▶ **Task to complete**:
Copy out the data below verbatim.

▶ **Entries shown**:
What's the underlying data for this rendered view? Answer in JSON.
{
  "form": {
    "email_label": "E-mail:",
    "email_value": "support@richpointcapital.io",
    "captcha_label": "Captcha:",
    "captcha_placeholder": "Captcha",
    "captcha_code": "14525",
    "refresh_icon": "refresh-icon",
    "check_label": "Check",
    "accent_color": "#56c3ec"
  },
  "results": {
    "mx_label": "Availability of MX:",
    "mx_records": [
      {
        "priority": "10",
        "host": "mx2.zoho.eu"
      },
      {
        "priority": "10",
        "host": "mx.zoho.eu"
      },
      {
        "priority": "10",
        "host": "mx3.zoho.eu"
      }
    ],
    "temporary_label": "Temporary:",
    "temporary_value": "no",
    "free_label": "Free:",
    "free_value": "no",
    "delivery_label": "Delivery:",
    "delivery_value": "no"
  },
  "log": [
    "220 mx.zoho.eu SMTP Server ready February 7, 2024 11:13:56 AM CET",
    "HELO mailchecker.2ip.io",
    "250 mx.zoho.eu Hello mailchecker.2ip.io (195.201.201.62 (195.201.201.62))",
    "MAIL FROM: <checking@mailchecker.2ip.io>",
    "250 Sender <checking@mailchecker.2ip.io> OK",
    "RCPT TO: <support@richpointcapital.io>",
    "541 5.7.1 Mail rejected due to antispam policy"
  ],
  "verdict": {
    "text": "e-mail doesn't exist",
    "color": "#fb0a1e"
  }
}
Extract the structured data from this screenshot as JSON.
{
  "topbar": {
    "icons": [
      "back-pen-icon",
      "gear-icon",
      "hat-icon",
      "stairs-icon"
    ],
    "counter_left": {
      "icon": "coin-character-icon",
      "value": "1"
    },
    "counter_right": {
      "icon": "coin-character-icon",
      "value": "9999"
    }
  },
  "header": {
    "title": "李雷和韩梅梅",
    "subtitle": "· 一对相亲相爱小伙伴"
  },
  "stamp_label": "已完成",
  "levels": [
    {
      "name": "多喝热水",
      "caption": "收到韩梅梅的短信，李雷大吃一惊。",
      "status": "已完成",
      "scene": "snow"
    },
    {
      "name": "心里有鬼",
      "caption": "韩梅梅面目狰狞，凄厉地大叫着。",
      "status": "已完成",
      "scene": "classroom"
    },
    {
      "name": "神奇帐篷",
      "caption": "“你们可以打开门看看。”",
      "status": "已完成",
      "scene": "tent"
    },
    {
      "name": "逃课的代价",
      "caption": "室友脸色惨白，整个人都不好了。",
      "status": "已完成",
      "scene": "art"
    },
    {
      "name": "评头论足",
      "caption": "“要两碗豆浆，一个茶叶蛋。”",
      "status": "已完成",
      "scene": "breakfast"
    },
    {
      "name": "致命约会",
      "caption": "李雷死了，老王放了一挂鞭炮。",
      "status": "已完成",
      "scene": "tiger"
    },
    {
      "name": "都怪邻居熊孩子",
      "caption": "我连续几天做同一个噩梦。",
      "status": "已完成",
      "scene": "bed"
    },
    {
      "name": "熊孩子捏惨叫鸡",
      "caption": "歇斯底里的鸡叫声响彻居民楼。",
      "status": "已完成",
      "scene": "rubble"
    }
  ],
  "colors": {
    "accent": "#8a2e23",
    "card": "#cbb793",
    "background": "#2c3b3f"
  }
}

▶ **Solution to the problem**:
What's the underlying data for this rendered view? Answer in JSON.
{
  "form": {
    "email_label": "E-mail:",
    "email_value": "support@richpointcapital.io",
    "captcha_label": "Captcha:",
    "captcha_placeholder": "Captcha",
    "captcha_code": "14525",
    "refresh_icon": "refresh-icon",
    "check_label": "Check",
    "accent_color": "#56c3ec"
  },
  "results": {
    "mx_label": "Availability of MX:",
    "mx_records": [
      {
        "priority": "10",
        "host": "mx2.zoho.eu"
      },
      {
        "priority": "10",
        "host": "mx.zoho.eu"
      },
      {
        "priority": "10",
        "host": "mx3.zoho.eu"
      }
    ],
    "temporary_label": "Temporary:",
    "temporary_value": "no",
    "free_label": "Free:",
    "free_value": "no",
    "delivery_label": "Delivery:",
    "delivery_value": "no"
  },
  "log": [
    "220 mx.zoho.eu SMTP Server ready February 7, 2024 11:13:56 AM CET",
    "HELO mailchecker.2ip.io",
    "250 mx.zoho.eu Hello mailchecker.2ip.io (195.201.201.62 (195.201.201.62))",
    "MAIL FROM: <checking@mailchecker.2ip.io>",
    "250 Sender <checking@mailchecker.2ip.io> OK",
    "RCPT TO: <support@richpointcapital.io>",
    "541 5.7.1 Mail rejected due to antispam policy"
  ],
  "verdict": {
    "text": "e-mail doesn't exist",
    "color": "#fb0a1e"
  }
}
Extract the structured data from this screenshot as JSON.
{
  "topbar": {
    "icons": [
      "back-pen-icon",
      "gear-icon",
      "hat-icon",
      "stairs-icon"
    ],
    "counter_left": {
      "icon": "coin-character-icon",
      "value": "1"
    },
    "counter_right": {
      "icon": "coin-character-icon",
      "value": "9999"
    }
  },
  "header": {
    "title": "李雷和韩梅梅",
    "subtitle": "· 一对相亲相爱小伙伴"
  },
  "stamp_label": "已完成",
  "levels": [
    {
      "name": "多喝热水",
      "caption": "收到韩梅梅的短信，李雷大吃一惊。",
      "status": "已完成",
      "scene": "snow"
    },
    {
      "name": "心里有鬼",
      "caption": "韩梅梅面目狰狞，凄厉地大叫着。",
      "status": "已完成",
      "scene": "classroom"
    },
    {
      "name": "神奇帐篷",
      "caption": "“你们可以打开门看看。”",
      "status": "已完成",
      "scene": "tent"
    },
    {
      "name": "逃课的代价",
      "caption": "室友脸色惨白，整个人都不好了。",
      "status": "已完成",
      "scene": "art"
    },
    {
      "name": "评头论足",
      "caption": "“要两碗豆浆，一个茶叶蛋。”",
      "status": "已完成",
      "scene": "breakfast"
    },
    {
      "name": "致命约会",
      "caption": "李雷死了，老王放了一挂鞭炮。",
      "status": "已完成",
      "scene": "tiger"
    },
    {
      "name": "都怪邻居熊孩子",
      "caption": "我连续几天做同一个噩梦。",
      "status": "已完成",
      "scene": "bed"
    },
    {
      "name": "熊孩子捏惨叫鸡",
      "caption": "歇斯底里的鸡叫声响彻居民楼。",
      "status": "已完成",
      "scene": "rubble"
    }
  ],
  "colors": {
    "accent": "#8a2e23",
    "card": "#cbb793",
    "background": "#2c3b3f"
  }
}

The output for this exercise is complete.